++++ Raw data
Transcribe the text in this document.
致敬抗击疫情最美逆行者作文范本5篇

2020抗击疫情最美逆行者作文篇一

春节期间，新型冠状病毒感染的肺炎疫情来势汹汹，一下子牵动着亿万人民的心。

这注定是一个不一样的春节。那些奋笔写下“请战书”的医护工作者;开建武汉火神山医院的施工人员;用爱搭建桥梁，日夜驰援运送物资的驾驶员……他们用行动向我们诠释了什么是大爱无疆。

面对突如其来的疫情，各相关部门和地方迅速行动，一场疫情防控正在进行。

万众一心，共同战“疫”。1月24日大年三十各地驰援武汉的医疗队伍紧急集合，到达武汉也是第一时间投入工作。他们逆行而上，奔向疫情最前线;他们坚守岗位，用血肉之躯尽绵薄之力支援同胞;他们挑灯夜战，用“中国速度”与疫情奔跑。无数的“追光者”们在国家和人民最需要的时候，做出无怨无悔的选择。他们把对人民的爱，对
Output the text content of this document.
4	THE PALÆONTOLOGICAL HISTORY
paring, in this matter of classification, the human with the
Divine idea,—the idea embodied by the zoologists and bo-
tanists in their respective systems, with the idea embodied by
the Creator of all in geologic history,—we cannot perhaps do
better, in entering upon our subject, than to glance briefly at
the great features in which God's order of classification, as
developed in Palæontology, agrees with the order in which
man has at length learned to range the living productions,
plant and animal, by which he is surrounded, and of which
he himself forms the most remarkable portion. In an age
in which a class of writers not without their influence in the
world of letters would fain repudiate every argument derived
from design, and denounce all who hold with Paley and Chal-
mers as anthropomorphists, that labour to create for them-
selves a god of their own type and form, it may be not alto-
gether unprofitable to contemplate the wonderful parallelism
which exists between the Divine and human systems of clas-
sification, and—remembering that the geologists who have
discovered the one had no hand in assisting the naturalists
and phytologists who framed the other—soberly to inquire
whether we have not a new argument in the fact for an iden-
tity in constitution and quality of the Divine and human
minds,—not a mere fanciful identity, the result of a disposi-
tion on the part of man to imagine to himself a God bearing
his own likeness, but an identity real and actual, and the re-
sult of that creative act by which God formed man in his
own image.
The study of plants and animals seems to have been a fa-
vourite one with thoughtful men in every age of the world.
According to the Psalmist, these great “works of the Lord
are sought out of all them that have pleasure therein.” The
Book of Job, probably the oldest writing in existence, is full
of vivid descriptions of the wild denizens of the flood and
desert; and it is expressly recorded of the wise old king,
++++++++
▸ Direction
Extract all of the data shown above and repeat it verbatim.

▸ Task answer
Transcribe the text in this document.
致敬抗击疫情最美逆行者作文范本5篇

2020抗击疫情最美逆行者作文篇一

春节期间，新型冠状病毒感染的肺炎疫情来势汹汹，一下子牵动着亿万人民的心。

这注定是一个不一样的春节。那些奋笔写下“请战书”的医护工作者;开建武汉火神山医院的施工人员;用爱搭建桥梁，日夜驰援运送物资的驾驶员……他们用行动向我们诠释了什么是大爱无疆。

面对突如其来的疫情，各相关部门和地方迅速行动，一场疫情防控正在进行。

万众一心，共同战“疫”。1月24日大年三十各地驰援武汉的医疗队伍紧急集合，到达武汉也是第一时间投入工作。他们逆行而上，奔向疫情最前线;他们坚守岗位，用血肉之躯尽绵薄之力支援同胞;他们挑灯夜战，用“中国速度”与疫情奔跑。无数的“追光者”们在国家和人民最需要的时候，做出无怨无悔的选择。他们把对人民的爱，对
Output the text content of this document.
4	THE PALÆONTOLOGICAL HISTORY
paring, in this matter of classification, the human with the
Divine idea,—the idea embodied by the zoologists and bo-
tanists in their respective systems, with the idea embodied by
the Creator of all in geologic history,—we cannot perhaps do
better, in entering upon our subject, than to glance briefly at
the great features in which God's order of classification, as
developed in Palæontology, agrees with the order in which
man has at length learned to range the living productions,
plant and animal, by which he is surrounded, and of which
he himself forms the most remarkable portion. In an age
in which a class of writers not without their influence in the
world of letters would fain repudiate every argument derived
from design, and denounce all who hold with Paley and Chal-
mers as anthropomorphists, that labour to create for them-
selves a god of their own type and form, it may be not alto-
gether unprofitable to contemplate the wonderful parallelism
which exists between the Divine and human systems of clas-
sification, and—remembering that the geologists who have
discovered the one had no hand in assisting the naturalists
and phytologists who framed the other—soberly to inquire
whether we have not a new argument in the fact for an iden-
tity in constitution and quality of the Divine and human
minds,—not a mere fanciful identity, the result of a disposi-
tion on the part of man to imagine to himself a God bearing
his own likeness, but an identity real and actual, and the re-
sult of that creative act by which God formed man in his
own image.
The study of plants and animals seems to have been a fa-
vourite one with thoughtful men in every age of the world.
According to the Psalmist, these great “works of the Lord
are sought out of all them that have pleasure therein.” The
Book of Job, probably the oldest writing in existence, is full
of vivid descriptions of the wild denizens of the flood and
desert; and it is expressly recorded of the wise old king,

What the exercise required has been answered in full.